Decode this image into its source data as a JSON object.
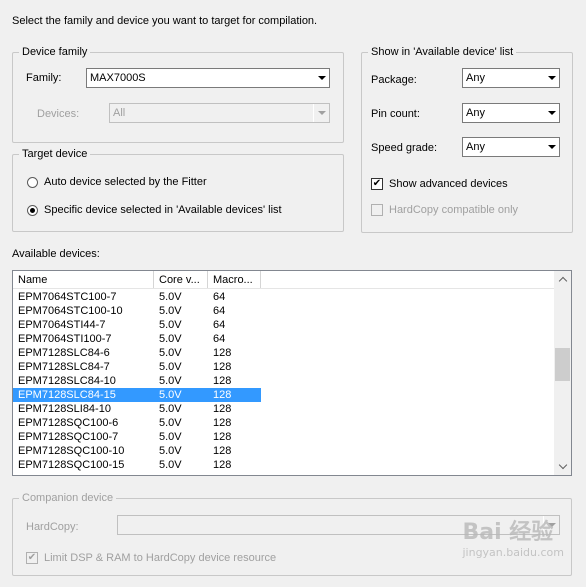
{
  "instruction": "Select the family and device you want to target for compilation.",
  "device_family": {
    "legend": "Device family",
    "family_label": "Family:",
    "family_value": "MAX7000S",
    "devices_label": "Devices:",
    "devices_value": "All"
  },
  "show_in_list": {
    "legend": "Show in 'Available device' list",
    "package_label": "Package:",
    "package_value": "Any",
    "pin_count_label": "Pin count:",
    "pin_count_value": "Any",
    "speed_grade_label": "Speed grade:",
    "speed_grade_value": "Any",
    "show_advanced_label": "Show advanced devices",
    "show_advanced_checked": true,
    "hardcopy_compatible_label": "HardCopy compatible only",
    "hardcopy_compatible_checked": false
  },
  "target_device": {
    "legend": "Target device",
    "auto_label": "Auto device selected by the Fitter",
    "specific_label": "Specific device selected in 'Available devices' list",
    "selected_option": "specific"
  },
  "available_devices": {
    "label": "Available devices:",
    "columns": [
      "Name",
      "Core v...",
      "Macro..."
    ],
    "rows": [
      [
        "EPM7064STC100-7",
        "5.0V",
        "64"
      ],
      [
        "EPM7064STC100-10",
        "5.0V",
        "64"
      ],
      [
        "EPM7064STI44-7",
        "5.0V",
        "64"
      ],
      [
        "EPM7064STI100-7",
        "5.0V",
        "64"
      ],
      [
        "EPM7128SLC84-6",
        "5.0V",
        "128"
      ],
      [
        "EPM7128SLC84-7",
        "5.0V",
        "128"
      ],
      [
        "EPM7128SLC84-10",
        "5.0V",
        "128"
      ],
      [
        "EPM7128SLC84-15",
        "5.0V",
        "128"
      ],
      [
        "EPM7128SLI84-10",
        "5.0V",
        "128"
      ],
      [
        "EPM7128SQC100-6",
        "5.0V",
        "128"
      ],
      [
        "EPM7128SQC100-7",
        "5.0V",
        "128"
      ],
      [
        "EPM7128SQC100-10",
        "5.0V",
        "128"
      ],
      [
        "EPM7128SQC100-15",
        "5.0V",
        "128"
      ]
    ],
    "selected_index": 7
  },
  "companion_device": {
    "legend": "Companion device",
    "hardcopy_label": "HardCopy:",
    "hardcopy_value": "",
    "limit_label": "Limit DSP & RAM to HardCopy device resource",
    "limit_checked": true
  },
  "watermark": {
    "text": "Bai 经验",
    "sub": "jingyan.baidu.com"
  },
  "colors": {
    "selection": "#3399ff",
    "background": "#f0f0f0"
  }
}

Stated task »
The records shown above are to be repeated exactly, with the pictures left out.

Answer »
Decode this image into its source data as a JSON object.
{
  "instruction": "Select the family and device you want to target for compilation.",
  "device_family": {
    "legend": "Device family",
    "family_label": "Family:",
    "family_value": "MAX7000S",
    "devices_label": "Devices:",
    "devices_value": "All"
  },
  "show_in_list": {
    "legend": "Show in 'Available device' list",
    "package_label": "Package:",
    "package_value": "Any",
    "pin_count_label": "Pin count:",
    "pin_count_value": "Any",
    "speed_grade_label": "Speed grade:",
    "speed_grade_value": "Any",
    "show_advanced_label": "Show advanced devices",
    "show_advanced_checked": true,
    "hardcopy_compatible_label": "HardCopy compatible only",
    "hardcopy_compatible_checked": false
  },
  "target_device": {
    "legend": "Target device",
    "auto_label": "Auto device selected by the Fitter",
    "specific_label": "Specific device selected in 'Available devices' list",
    "selected_option": "specific"
  },
  "available_devices": {
    "label": "Available devices:",
    "columns": [
      "Name",
      "Core v...",
      "Macro..."
    ],
    "rows": [
      [
        "EPM7064STC100-7",
        "5.0V",
        "64"
      ],
      [
        "EPM7064STC100-10",
        "5.0V",
        "64"
      ],
      [
        "EPM7064STI44-7",
        "5.0V",
        "64"
      ],
      [
        "EPM7064STI100-7",
        "5.0V",
        "64"
      ],
      [
        "EPM7128SLC84-6",
        "5.0V",
        "128"
      ],
      [
        "EPM7128SLC84-7",
        "5.0V",
        "128"
      ],
      [
        "EPM7128SLC84-10",
        "5.0V",
        "128"
      ],
      [
        "EPM7128SLC84-15",
        "5.0V",
        "128"
      ],
      [
        "EPM7128SLI84-10",
        "5.0V",
        "128"
      ],
      [
        "EPM7128SQC100-6",
        "5.0V",
        "128"
      ],
      [
        "EPM7128SQC100-7",
        "5.0V",
        "128"
      ],
      [
        "EPM7128SQC100-10",
        "5.0V",
        "128"
      ],
      [
        "EPM7128SQC100-15",
        "5.0V",
        "128"
      ]
    ],
    "selected_index": 7
  },
  "companion_device": {
    "legend": "Companion device",
    "hardcopy_label": "HardCopy:",
    "hardcopy_value": "",
    "limit_label": "Limit DSP & RAM to HardCopy device resource",
    "limit_checked": true
  },
  "watermark": {
    "text": "Bai 经验",
    "sub": "jingyan.baidu.com"
  },
  "colors": {
    "selection": "#3399ff",
    "background": "#f0f0f0"
  }
}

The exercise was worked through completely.